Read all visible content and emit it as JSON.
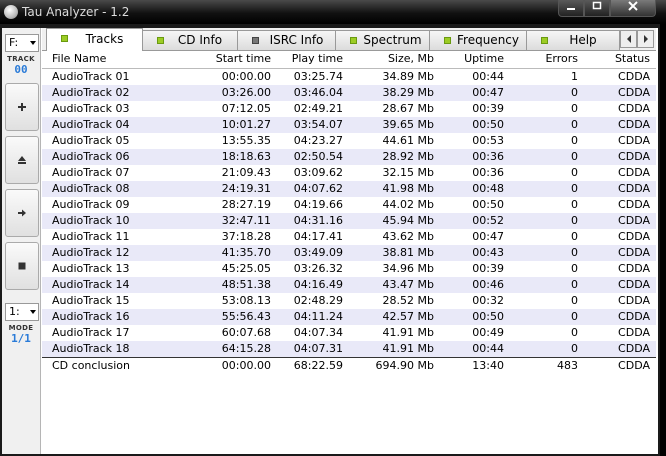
{
  "window": {
    "title": "Tau Analyzer - 1.2"
  },
  "left_panel": {
    "drive_value": "F:",
    "track_label": "TRACK",
    "track_value": "00",
    "mode_value": "1:",
    "mode_label": "MODE",
    "mode_display": "1/1"
  },
  "tabs": [
    {
      "label": "Tracks",
      "active": true,
      "led": "green"
    },
    {
      "label": "CD Info",
      "active": false,
      "led": "green"
    },
    {
      "label": "ISRC Info",
      "active": false,
      "led": "gray"
    },
    {
      "label": "Spectrum",
      "active": false,
      "led": "green"
    },
    {
      "label": "Frequency",
      "active": false,
      "led": "green"
    },
    {
      "label": "Help",
      "active": false,
      "led": "green"
    }
  ],
  "table": {
    "headers": {
      "name": "File Name",
      "start": "Start time",
      "play": "Play time",
      "size": "Size, Mb",
      "uptime": "Uptime",
      "errors": "Errors",
      "status": "Status"
    },
    "rows": [
      {
        "name": "AudioTrack 01",
        "start": "00:00.00",
        "play": "03:25.74",
        "size": "34.89 Mb",
        "uptime": "00:44",
        "errors": "1",
        "status": "CDDA"
      },
      {
        "name": "AudioTrack 02",
        "start": "03:26.00",
        "play": "03:46.04",
        "size": "38.29 Mb",
        "uptime": "00:47",
        "errors": "0",
        "status": "CDDA"
      },
      {
        "name": "AudioTrack 03",
        "start": "07:12.05",
        "play": "02:49.21",
        "size": "28.67 Mb",
        "uptime": "00:39",
        "errors": "0",
        "status": "CDDA"
      },
      {
        "name": "AudioTrack 04",
        "start": "10:01.27",
        "play": "03:54.07",
        "size": "39.65 Mb",
        "uptime": "00:50",
        "errors": "0",
        "status": "CDDA"
      },
      {
        "name": "AudioTrack 05",
        "start": "13:55.35",
        "play": "04:23.27",
        "size": "44.61 Mb",
        "uptime": "00:53",
        "errors": "0",
        "status": "CDDA"
      },
      {
        "name": "AudioTrack 06",
        "start": "18:18.63",
        "play": "02:50.54",
        "size": "28.92 Mb",
        "uptime": "00:36",
        "errors": "0",
        "status": "CDDA"
      },
      {
        "name": "AudioTrack 07",
        "start": "21:09.43",
        "play": "03:09.62",
        "size": "32.15 Mb",
        "uptime": "00:36",
        "errors": "0",
        "status": "CDDA"
      },
      {
        "name": "AudioTrack 08",
        "start": "24:19.31",
        "play": "04:07.62",
        "size": "41.98 Mb",
        "uptime": "00:48",
        "errors": "0",
        "status": "CDDA"
      },
      {
        "name": "AudioTrack 09",
        "start": "28:27.19",
        "play": "04:19.66",
        "size": "44.02 Mb",
        "uptime": "00:50",
        "errors": "0",
        "status": "CDDA"
      },
      {
        "name": "AudioTrack 10",
        "start": "32:47.11",
        "play": "04:31.16",
        "size": "45.94 Mb",
        "uptime": "00:52",
        "errors": "0",
        "status": "CDDA"
      },
      {
        "name": "AudioTrack 11",
        "start": "37:18.28",
        "play": "04:17.41",
        "size": "43.62 Mb",
        "uptime": "00:47",
        "errors": "0",
        "status": "CDDA"
      },
      {
        "name": "AudioTrack 12",
        "start": "41:35.70",
        "play": "03:49.09",
        "size": "38.81 Mb",
        "uptime": "00:43",
        "errors": "0",
        "status": "CDDA"
      },
      {
        "name": "AudioTrack 13",
        "start": "45:25.05",
        "play": "03:26.32",
        "size": "34.96 Mb",
        "uptime": "00:39",
        "errors": "0",
        "status": "CDDA"
      },
      {
        "name": "AudioTrack 14",
        "start": "48:51.38",
        "play": "04:16.49",
        "size": "43.47 Mb",
        "uptime": "00:46",
        "errors": "0",
        "status": "CDDA"
      },
      {
        "name": "AudioTrack 15",
        "start": "53:08.13",
        "play": "02:48.29",
        "size": "28.52 Mb",
        "uptime": "00:32",
        "errors": "0",
        "status": "CDDA"
      },
      {
        "name": "AudioTrack 16",
        "start": "55:56.43",
        "play": "04:11.24",
        "size": "42.57 Mb",
        "uptime": "00:50",
        "errors": "0",
        "status": "CDDA"
      },
      {
        "name": "AudioTrack 17",
        "start": "60:07.68",
        "play": "04:07.34",
        "size": "41.91 Mb",
        "uptime": "00:49",
        "errors": "0",
        "status": "CDDA"
      },
      {
        "name": "AudioTrack 18",
        "start": "64:15.28",
        "play": "04:07.31",
        "size": "41.91 Mb",
        "uptime": "00:44",
        "errors": "0",
        "status": "CDDA"
      }
    ],
    "summary": {
      "name": "CD conclusion",
      "start": "00:00.00",
      "play": "68:22.59",
      "size": "694.90 Mb",
      "uptime": "13:40",
      "errors": "483",
      "status": "CDDA"
    }
  },
  "colors": {
    "led_green": "#9ccc24",
    "row_alt": "#e9e9f8",
    "accent_blue": "#2a7bd8"
  }
}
============================================================
__What you should do__
Return all of the entries exactly as written, but drop any pictures they hold.

__Exercise result__
Read all visible content and emit it as JSON.
{
  "window": {
    "title": "Tau Analyzer - 1.2"
  },
  "left_panel": {
    "drive_value": "F:",
    "track_label": "TRACK",
    "track_value": "00",
    "mode_value": "1:",
    "mode_label": "MODE",
    "mode_display": "1/1"
  },
  "tabs": [
    {
      "label": "Tracks",
      "active": true,
      "led": "green"
    },
    {
      "label": "CD Info",
      "active": false,
      "led": "green"
    },
    {
      "label": "ISRC Info",
      "active": false,
      "led": "gray"
    },
    {
      "label": "Spectrum",
      "active": false,
      "led": "green"
    },
    {
      "label": "Frequency",
      "active": false,
      "led": "green"
    },
    {
      "label": "Help",
      "active": false,
      "led": "green"
    }
  ],
  "table": {
    "headers": {
      "name": "File Name",
      "start": "Start time",
      "play": "Play time",
      "size": "Size, Mb",
      "uptime": "Uptime",
      "errors": "Errors",
      "status": "Status"
    },
    "rows": [
      {
        "name": "AudioTrack 01",
        "start": "00:00.00",
        "play": "03:25.74",
        "size": "34.89 Mb",
        "uptime": "00:44",
        "errors": "1",
        "status": "CDDA"
      },
      {
        "name": "AudioTrack 02",
        "start": "03:26.00",
        "play": "03:46.04",
        "size": "38.29 Mb",
        "uptime": "00:47",
        "errors": "0",
        "status": "CDDA"
      },
      {
        "name": "AudioTrack 03",
        "start": "07:12.05",
        "play": "02:49.21",
        "size": "28.67 Mb",
        "uptime": "00:39",
        "errors": "0",
        "status": "CDDA"
      },
      {
        "name": "AudioTrack 04",
        "start": "10:01.27",
        "play": "03:54.07",
        "size": "39.65 Mb",
        "uptime": "00:50",
        "errors": "0",
        "status": "CDDA"
      },
      {
        "name": "AudioTrack 05",
        "start": "13:55.35",
        "play": "04:23.27",
        "size": "44.61 Mb",
        "uptime": "00:53",
        "errors": "0",
        "status": "CDDA"
      },
      {
        "name": "AudioTrack 06",
        "start": "18:18.63",
        "play": "02:50.54",
        "size": "28.92 Mb",
        "uptime": "00:36",
        "errors": "0",
        "status": "CDDA"
      },
      {
        "name": "AudioTrack 07",
        "start": "21:09.43",
        "play": "03:09.62",
        "size": "32.15 Mb",
        "uptime": "00:36",
        "errors": "0",
        "status": "CDDA"
      },
      {
        "name": "AudioTrack 08",
        "start": "24:19.31",
        "play": "04:07.62",
        "size": "41.98 Mb",
        "uptime": "00:48",
        "errors": "0",
        "status": "CDDA"
      },
      {
        "name": "AudioTrack 09",
        "start": "28:27.19",
        "play": "04:19.66",
        "size": "44.02 Mb",
        "uptime": "00:50",
        "errors": "0",
        "status": "CDDA"
      },
      {
        "name": "AudioTrack 10",
        "start": "32:47.11",
        "play": "04:31.16",
        "size": "45.94 Mb",
        "uptime": "00:52",
        "errors": "0",
        "status": "CDDA"
      },
      {
        "name": "AudioTrack 11",
        "start": "37:18.28",
        "play": "04:17.41",
        "size": "43.62 Mb",
        "uptime": "00:47",
        "errors": "0",
        "status": "CDDA"
      },
      {
        "name": "AudioTrack 12",
        "start": "41:35.70",
        "play": "03:49.09",
        "size": "38.81 Mb",
        "uptime": "00:43",
        "errors": "0",
        "status": "CDDA"
      },
      {
        "name": "AudioTrack 13",
        "start": "45:25.05",
        "play": "03:26.32",
        "size": "34.96 Mb",
        "uptime": "00:39",
        "errors": "0",
        "status": "CDDA"
      },
      {
        "name": "AudioTrack 14",
        "start": "48:51.38",
        "play": "04:16.49",
        "size": "43.47 Mb",
        "uptime": "00:46",
        "errors": "0",
        "status": "CDDA"
      },
      {
        "name": "AudioTrack 15",
        "start": "53:08.13",
        "play": "02:48.29",
        "size": "28.52 Mb",
        "uptime": "00:32",
        "errors": "0",
        "status": "CDDA"
      },
      {
        "name": "AudioTrack 16",
        "start": "55:56.43",
        "play": "04:11.24",
        "size": "42.57 Mb",
        "uptime": "00:50",
        "errors": "0",
        "status": "CDDA"
      },
      {
        "name": "AudioTrack 17",
        "start": "60:07.68",
        "play": "04:07.34",
        "size": "41.91 Mb",
        "uptime": "00:49",
        "errors": "0",
        "status": "CDDA"
      },
      {
        "name": "AudioTrack 18",
        "start": "64:15.28",
        "play": "04:07.31",
        "size": "41.91 Mb",
        "uptime": "00:44",
        "errors": "0",
        "status": "CDDA"
      }
    ],
    "summary": {
      "name": "CD conclusion",
      "start": "00:00.00",
      "play": "68:22.59",
      "size": "694.90 Mb",
      "uptime": "13:40",
      "errors": "483",
      "status": "CDDA"
    }
  },
  "colors": {
    "led_green": "#9ccc24",
    "row_alt": "#e9e9f8",
    "accent_blue": "#2a7bd8"
  }
}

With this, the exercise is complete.